▶ [提示テキスト]
情報バリアフリーをめざして――広がりつつあるSPコード(第3報)  深見拓史 (2010年4月 春季研究発表会)

■情報バリアフリーをめざして――広がりつつあるSPコード(第3報)
 (2010年4月 春季研究発表会)

 深見拓史

 厚生労働省は,視覚障害者用活字文書読上げ装置「スピーチオ」,「スピーチオプラス」(*)を日常生活用具として認定し,視覚障害者1級,2級の方には,自己負担額10%で給付している。「スピーチオ」「スピーチオプラス」(*)に対応した,新しい2次元シンボル「SPコード」(**)付き印刷物が少しずつ広がり,高齢者や視覚障害者に対する情報バリアフリーが進んでいる。これらについて報告した。

▶ [課題 A] SPコードの文章のうち、「厚生労働省は,視覚障害者用活」で始まり「る。これらについて報告した。」まで続く部分を、「高齢者」を「お年寄り」に置き換えて書き直してください。

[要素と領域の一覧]
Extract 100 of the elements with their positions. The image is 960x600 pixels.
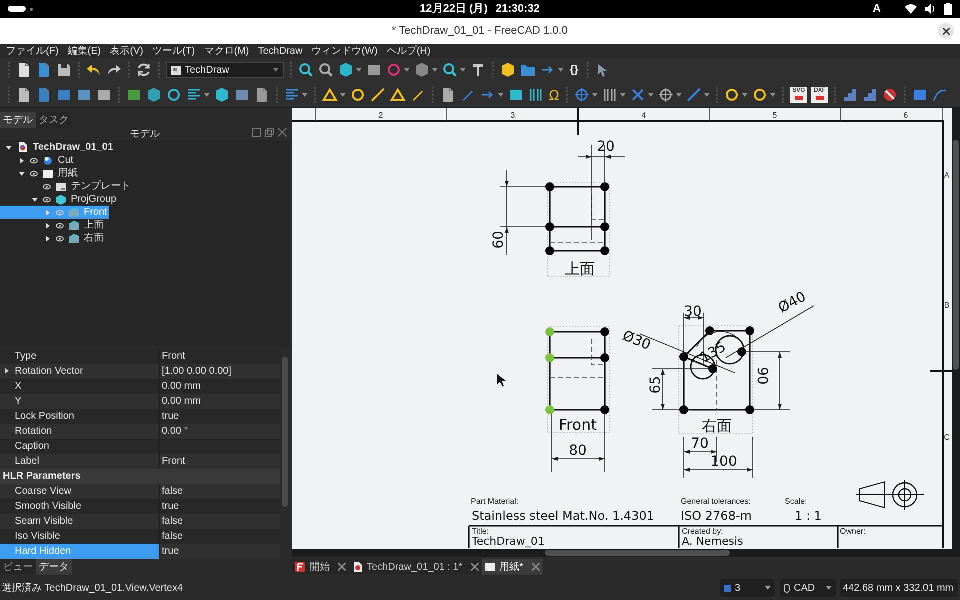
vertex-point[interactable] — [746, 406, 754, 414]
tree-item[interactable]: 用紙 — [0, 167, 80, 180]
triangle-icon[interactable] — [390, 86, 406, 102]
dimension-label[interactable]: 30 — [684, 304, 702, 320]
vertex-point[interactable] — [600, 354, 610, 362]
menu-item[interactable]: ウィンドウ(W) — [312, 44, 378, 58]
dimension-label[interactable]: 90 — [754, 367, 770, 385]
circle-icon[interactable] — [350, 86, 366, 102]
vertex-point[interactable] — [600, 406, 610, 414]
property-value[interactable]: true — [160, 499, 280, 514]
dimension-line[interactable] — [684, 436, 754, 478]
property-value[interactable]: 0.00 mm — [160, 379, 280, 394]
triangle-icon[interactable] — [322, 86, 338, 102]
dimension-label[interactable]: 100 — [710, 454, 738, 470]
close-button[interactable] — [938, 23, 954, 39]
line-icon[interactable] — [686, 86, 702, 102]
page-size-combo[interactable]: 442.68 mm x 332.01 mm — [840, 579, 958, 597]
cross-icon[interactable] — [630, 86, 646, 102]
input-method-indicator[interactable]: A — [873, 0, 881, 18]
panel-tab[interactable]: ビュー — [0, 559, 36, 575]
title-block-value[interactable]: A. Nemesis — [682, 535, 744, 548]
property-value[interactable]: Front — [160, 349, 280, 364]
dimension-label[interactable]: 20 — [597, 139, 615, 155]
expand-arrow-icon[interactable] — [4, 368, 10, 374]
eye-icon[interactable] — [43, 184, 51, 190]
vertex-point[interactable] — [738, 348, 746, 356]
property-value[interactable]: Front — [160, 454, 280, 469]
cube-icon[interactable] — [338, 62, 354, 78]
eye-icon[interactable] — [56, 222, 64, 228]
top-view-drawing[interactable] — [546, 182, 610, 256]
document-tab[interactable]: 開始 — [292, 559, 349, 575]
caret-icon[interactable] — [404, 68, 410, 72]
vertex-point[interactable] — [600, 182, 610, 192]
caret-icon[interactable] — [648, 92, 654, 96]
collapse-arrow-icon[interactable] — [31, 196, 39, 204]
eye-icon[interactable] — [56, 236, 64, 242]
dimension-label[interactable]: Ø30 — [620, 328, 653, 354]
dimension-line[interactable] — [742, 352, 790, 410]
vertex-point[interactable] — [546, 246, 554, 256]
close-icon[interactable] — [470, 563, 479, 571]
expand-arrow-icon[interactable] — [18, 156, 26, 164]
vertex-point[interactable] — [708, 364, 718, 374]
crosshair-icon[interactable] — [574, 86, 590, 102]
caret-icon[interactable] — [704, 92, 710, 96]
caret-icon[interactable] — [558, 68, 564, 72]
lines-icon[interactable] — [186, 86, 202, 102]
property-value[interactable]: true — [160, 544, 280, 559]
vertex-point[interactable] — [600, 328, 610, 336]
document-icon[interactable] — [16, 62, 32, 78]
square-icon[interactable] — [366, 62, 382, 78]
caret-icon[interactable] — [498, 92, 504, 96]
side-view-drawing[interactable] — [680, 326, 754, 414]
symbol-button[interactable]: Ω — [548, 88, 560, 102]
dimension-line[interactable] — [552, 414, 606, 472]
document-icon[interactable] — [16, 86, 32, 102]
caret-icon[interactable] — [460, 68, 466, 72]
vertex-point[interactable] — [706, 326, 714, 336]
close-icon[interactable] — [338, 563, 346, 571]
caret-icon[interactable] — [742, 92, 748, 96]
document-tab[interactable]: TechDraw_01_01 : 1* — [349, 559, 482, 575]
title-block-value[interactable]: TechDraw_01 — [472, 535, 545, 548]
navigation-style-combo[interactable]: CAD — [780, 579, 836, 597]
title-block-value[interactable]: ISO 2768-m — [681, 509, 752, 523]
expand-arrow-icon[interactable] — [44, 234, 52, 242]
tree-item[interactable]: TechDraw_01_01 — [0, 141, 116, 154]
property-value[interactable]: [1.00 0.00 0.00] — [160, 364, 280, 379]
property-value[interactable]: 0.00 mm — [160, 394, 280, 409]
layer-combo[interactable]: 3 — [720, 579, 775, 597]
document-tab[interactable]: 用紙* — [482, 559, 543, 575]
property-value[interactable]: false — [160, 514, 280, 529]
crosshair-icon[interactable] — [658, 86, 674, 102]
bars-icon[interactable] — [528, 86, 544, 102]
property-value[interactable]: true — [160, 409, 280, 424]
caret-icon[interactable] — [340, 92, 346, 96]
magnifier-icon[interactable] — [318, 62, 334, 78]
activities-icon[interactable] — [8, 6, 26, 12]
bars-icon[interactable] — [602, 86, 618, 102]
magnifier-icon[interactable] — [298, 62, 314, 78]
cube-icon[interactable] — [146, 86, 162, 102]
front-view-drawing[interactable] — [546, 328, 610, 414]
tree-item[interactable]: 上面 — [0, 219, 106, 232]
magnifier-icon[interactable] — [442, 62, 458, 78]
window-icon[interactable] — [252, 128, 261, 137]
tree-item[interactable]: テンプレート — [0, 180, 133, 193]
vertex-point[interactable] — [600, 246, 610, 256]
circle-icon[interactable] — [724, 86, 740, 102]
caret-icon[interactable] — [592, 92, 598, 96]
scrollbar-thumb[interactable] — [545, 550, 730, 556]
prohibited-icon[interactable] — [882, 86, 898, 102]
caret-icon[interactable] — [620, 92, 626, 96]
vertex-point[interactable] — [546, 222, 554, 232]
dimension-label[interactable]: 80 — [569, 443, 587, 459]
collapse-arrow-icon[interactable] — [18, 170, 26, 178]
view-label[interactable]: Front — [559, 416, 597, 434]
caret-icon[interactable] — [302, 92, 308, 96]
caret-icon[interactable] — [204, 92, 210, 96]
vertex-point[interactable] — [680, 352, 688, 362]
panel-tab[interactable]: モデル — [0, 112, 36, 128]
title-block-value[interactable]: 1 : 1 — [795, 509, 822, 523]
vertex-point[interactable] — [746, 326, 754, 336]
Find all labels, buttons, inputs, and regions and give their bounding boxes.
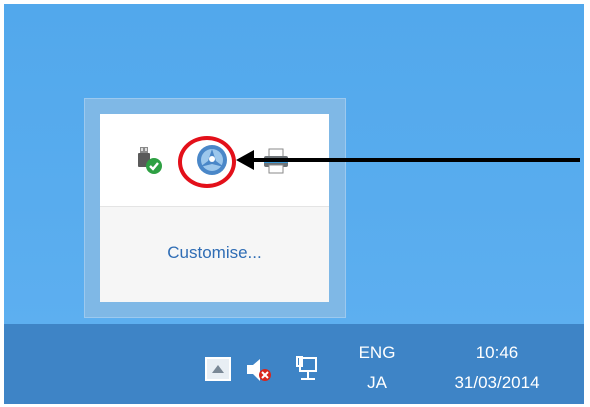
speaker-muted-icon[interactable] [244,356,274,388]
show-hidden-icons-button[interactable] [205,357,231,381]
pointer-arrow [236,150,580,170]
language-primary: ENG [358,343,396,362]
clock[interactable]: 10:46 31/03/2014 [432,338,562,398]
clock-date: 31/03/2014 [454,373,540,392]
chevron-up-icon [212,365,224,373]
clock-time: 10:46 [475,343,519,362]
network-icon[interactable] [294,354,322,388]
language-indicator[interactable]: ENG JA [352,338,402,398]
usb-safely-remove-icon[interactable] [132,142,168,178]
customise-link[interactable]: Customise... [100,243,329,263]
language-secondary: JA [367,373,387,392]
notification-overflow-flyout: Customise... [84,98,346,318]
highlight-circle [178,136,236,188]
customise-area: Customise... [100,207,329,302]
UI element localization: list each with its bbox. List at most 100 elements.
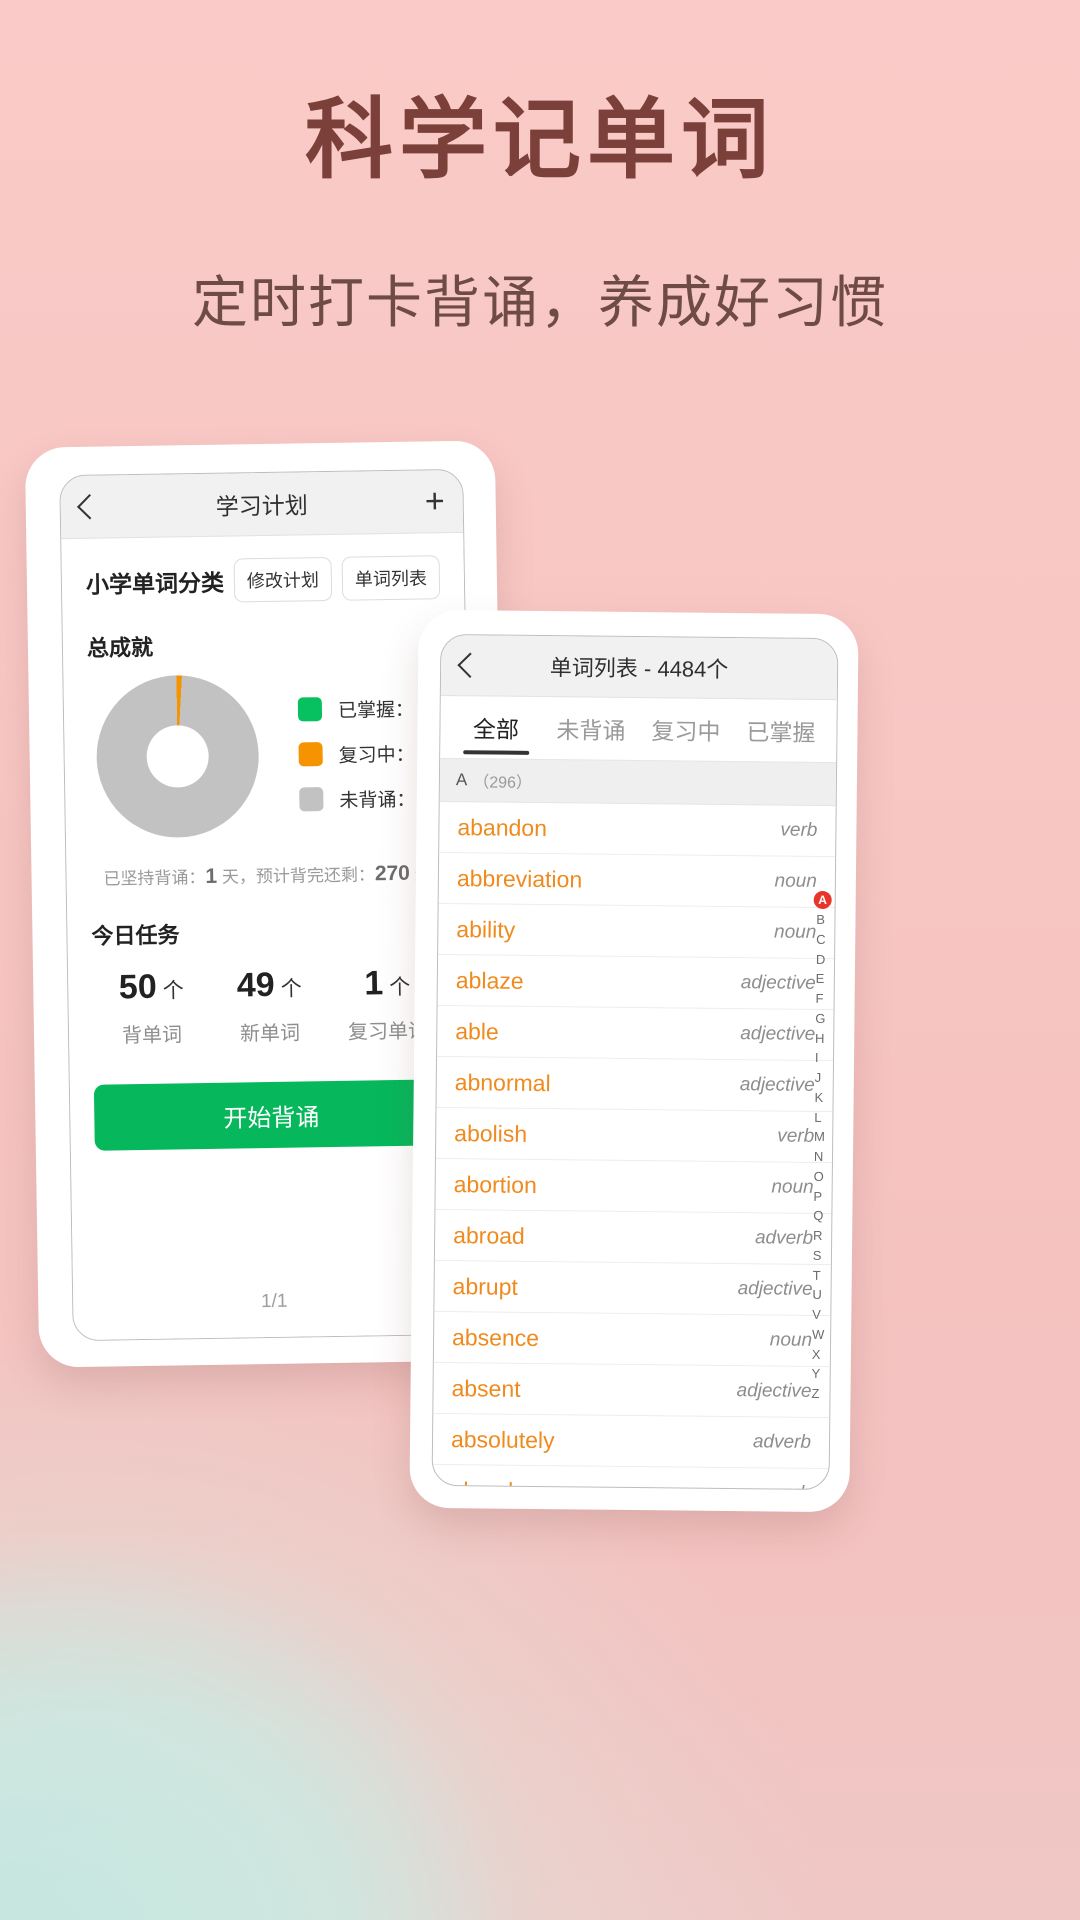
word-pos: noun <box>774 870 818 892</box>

▶ [課題 B] エントリーのうち、「vertex-point[interactable] — [746, 406, 754, 414]」を含む行から始まり「line-icon[interactable] — [686, 86, 702, 102]」を含む行まで続く部分を、両端の行も含めてそのまま打ち直してください。

▶ [完全な解答 A]
厚生労働省は,視覚障害者用活字文書読上げ装置「スピーチオ」,「スピーチオプラス」(*)を日常生活用具として認定し,視覚障害者1級,2級の方には,自己負担額10%で給付している。「スピーチオ」「スピーチオプラス」(*)に対応した,新しい2次元シンボル「SPコード」(**)付き印刷物が少しずつ広がり,お年寄りや視覚障害者に対する情報バリアフリーが進んでいる。これらについて報告した。

▶ [完全な解答 B]
vertex-point[interactable] — [746, 406, 754, 414]
tree-item[interactable]: 用紙 — [0, 167, 80, 180]
triangle-icon[interactable] — [390, 86, 406, 102]
dimension-label[interactable]: 30 — [684, 304, 702, 320]
vertex-point[interactable] — [600, 354, 610, 362]
menu-item[interactable]: ウィンドウ(W) — [312, 44, 378, 58]
dimension-label[interactable]: 90 — [754, 367, 770, 385]
circle-icon[interactable] — [350, 86, 366, 102]
vertex-point[interactable] — [600, 406, 610, 414]
property-value[interactable]: true — [160, 499, 280, 514]
dimension-line[interactable] — [684, 436, 754, 478]
property-value[interactable]: 0.00 mm — [160, 379, 280, 394]
triangle-icon[interactable] — [322, 86, 338, 102]
dimension-label[interactable]: 100 — [710, 454, 738, 470]
close-button[interactable] — [938, 23, 954, 39]
line-icon[interactable] — [686, 86, 702, 102]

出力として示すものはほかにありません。